[Rows from a layout dataset]
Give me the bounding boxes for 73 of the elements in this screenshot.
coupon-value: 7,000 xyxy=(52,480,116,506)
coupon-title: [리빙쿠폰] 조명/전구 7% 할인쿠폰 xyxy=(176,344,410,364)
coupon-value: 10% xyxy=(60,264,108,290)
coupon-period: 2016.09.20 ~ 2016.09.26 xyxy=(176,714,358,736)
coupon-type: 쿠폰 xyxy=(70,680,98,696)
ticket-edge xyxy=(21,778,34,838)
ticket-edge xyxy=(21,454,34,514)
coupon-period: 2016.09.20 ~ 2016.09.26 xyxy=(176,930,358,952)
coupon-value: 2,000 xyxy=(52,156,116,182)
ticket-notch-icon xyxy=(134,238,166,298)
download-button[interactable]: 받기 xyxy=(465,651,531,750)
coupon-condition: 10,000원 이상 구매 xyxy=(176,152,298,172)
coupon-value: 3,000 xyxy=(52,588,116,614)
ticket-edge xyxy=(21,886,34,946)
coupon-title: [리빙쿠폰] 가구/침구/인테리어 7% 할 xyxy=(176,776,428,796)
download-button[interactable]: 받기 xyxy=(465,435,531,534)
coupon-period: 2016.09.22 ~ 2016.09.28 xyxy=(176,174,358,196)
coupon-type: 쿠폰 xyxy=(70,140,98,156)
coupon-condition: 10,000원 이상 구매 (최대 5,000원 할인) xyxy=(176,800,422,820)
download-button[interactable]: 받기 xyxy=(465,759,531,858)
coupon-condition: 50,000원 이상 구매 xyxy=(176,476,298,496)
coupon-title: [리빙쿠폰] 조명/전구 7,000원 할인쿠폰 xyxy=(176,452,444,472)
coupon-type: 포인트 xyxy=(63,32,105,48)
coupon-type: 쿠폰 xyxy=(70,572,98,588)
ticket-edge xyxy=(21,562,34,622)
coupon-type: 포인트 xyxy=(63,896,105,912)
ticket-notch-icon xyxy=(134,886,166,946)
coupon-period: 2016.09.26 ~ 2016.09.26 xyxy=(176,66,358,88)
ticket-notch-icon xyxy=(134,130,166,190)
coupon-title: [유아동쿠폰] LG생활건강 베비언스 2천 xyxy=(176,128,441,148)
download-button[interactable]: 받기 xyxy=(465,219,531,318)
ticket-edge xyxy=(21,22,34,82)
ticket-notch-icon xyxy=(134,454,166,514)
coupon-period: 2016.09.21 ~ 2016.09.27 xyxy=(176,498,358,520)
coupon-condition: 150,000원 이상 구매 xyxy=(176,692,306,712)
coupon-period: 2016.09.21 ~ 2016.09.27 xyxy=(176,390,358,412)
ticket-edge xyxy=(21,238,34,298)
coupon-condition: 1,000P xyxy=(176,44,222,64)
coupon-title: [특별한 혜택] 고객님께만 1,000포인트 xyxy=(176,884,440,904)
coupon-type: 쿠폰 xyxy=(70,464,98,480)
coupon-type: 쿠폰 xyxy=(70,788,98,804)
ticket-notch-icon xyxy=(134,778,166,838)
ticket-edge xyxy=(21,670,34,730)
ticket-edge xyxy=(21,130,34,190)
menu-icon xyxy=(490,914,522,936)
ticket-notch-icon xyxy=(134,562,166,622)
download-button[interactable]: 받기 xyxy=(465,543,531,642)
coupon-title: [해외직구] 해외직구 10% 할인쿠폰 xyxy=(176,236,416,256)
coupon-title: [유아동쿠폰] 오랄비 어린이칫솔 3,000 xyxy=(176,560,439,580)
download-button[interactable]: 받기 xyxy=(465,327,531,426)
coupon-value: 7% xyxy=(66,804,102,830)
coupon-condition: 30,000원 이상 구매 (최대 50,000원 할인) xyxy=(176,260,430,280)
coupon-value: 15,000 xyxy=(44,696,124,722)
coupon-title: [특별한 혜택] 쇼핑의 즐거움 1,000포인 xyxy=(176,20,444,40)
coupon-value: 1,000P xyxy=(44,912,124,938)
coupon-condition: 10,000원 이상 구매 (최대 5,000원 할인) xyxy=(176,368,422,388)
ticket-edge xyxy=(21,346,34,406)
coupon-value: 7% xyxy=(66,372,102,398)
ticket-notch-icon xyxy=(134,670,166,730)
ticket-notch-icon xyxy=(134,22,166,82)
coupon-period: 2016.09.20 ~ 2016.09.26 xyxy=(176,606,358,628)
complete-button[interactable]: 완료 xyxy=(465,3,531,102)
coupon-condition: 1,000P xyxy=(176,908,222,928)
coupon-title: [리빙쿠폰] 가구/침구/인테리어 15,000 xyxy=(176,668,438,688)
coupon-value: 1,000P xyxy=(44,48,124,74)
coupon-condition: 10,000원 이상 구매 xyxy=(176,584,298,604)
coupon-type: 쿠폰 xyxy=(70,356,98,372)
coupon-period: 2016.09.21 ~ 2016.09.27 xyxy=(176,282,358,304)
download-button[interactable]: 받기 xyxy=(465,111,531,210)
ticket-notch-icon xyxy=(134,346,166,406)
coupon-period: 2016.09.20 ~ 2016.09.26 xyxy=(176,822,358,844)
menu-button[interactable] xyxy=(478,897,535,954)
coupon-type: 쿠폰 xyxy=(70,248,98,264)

**WORK INSTRUCTIONS**
Please reproduce the listing starting at its first line and ending at the line containing "coupon-period: 2016.09.20 ~ 2016.09.26 xyxy=(176,930,358,952)", changing every "ticket-edge" to "ticket-border" and leaving everything else unchanged.

**FINAL RESULT**
Give me the bounding boxes for 73 of the elements in this screenshot.
coupon-value: 7,000 xyxy=(52,480,116,506)
coupon-title: [리빙쿠폰] 조명/전구 7% 할인쿠폰 xyxy=(176,344,410,364)
coupon-value: 10% xyxy=(60,264,108,290)
coupon-period: 2016.09.20 ~ 2016.09.26 xyxy=(176,714,358,736)
coupon-type: 쿠폰 xyxy=(70,680,98,696)
ticket-border xyxy=(21,778,34,838)
ticket-border xyxy=(21,454,34,514)
coupon-period: 2016.09.20 ~ 2016.09.26 xyxy=(176,930,358,952)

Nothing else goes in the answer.